(Saved entries)

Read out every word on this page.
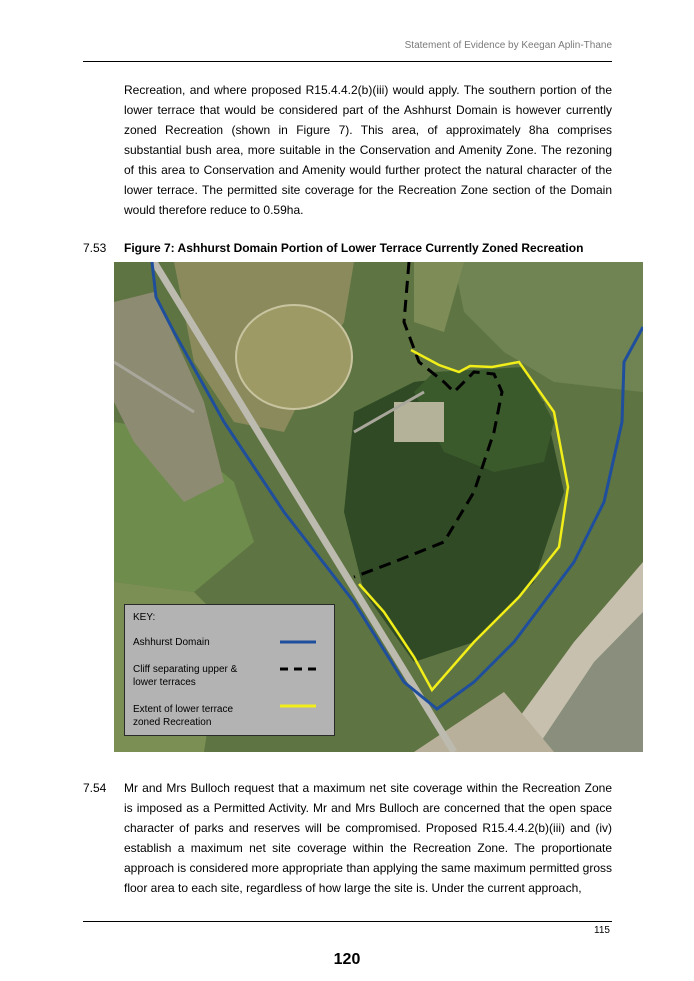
Statement of Evidence by Keegan Aplin-Thane
Recreation, and where proposed R15.4.4.2(b)(iii) would apply. The southern portion of the lower terrace that would be considered part of the Ashhurst Domain is however currently zoned Recreation (shown in Figure 7). This area, of approximately 8ha comprises substantial bush area, more suitable in the Conservation and Amenity Zone. The rezoning of this area to Conservation and Amenity would further protect the natural character of the lower terrace. The permitted site coverage for the Recreation Zone section of the Domain would therefore reduce to 0.59ha.
7.53 Figure 7: Ashhurst Domain Portion of Lower Terrace Currently Zoned Recreation
KEY:
Ashhurst Domain
Cliff separating upper & lower terraces
Extent of lower terrace zoned Recreation
7.54 Mr and Mrs Bulloch request that a maximum net site coverage within the Recreation Zone is imposed as a Permitted Activity. Mr and Mrs Bulloch are concerned that the open space character of parks and reserves will be compromised. Proposed R15.4.4.2(b)(iii) and (iv) establish a maximum net site coverage within the Recreation Zone. The proportionate approach is considered more appropriate than applying the same maximum permitted gross floor area to each site, regardless of how large the site is. Under the current approach,
115
120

Short task => Transcribe every line from the records above without alteration, and leave out the images.

Exercise result =>
Read out every word on this page.
Statement of Evidence by Keegan Aplin-Thane
Recreation, and where proposed R15.4.4.2(b)(iii) would apply. The southern portion of the lower terrace that would be considered part of the Ashhurst Domain is however currently zoned Recreation (shown in Figure 7). This area, of approximately 8ha comprises substantial bush area, more suitable in the Conservation and Amenity Zone. The rezoning of this area to Conservation and Amenity would further protect the natural character of the lower terrace. The permitted site coverage for the Recreation Zone section of the Domain would therefore reduce to 0.59ha.
7.53 Figure 7: Ashhurst Domain Portion of Lower Terrace Currently Zoned Recreation
KEY:
Ashhurst Domain
Cliff separating upper & lower terraces
Extent of lower terrace zoned Recreation
7.54 Mr and Mrs Bulloch request that a maximum net site coverage within the Recreation Zone is imposed as a Permitted Activity. Mr and Mrs Bulloch are concerned that the open space character of parks and reserves will be compromised. Proposed R15.4.4.2(b)(iii) and (iv) establish a maximum net site coverage within the Recreation Zone. The proportionate approach is considered more appropriate than applying the same maximum permitted gross floor area to each site, regardless of how large the site is. Under the current approach,
115
120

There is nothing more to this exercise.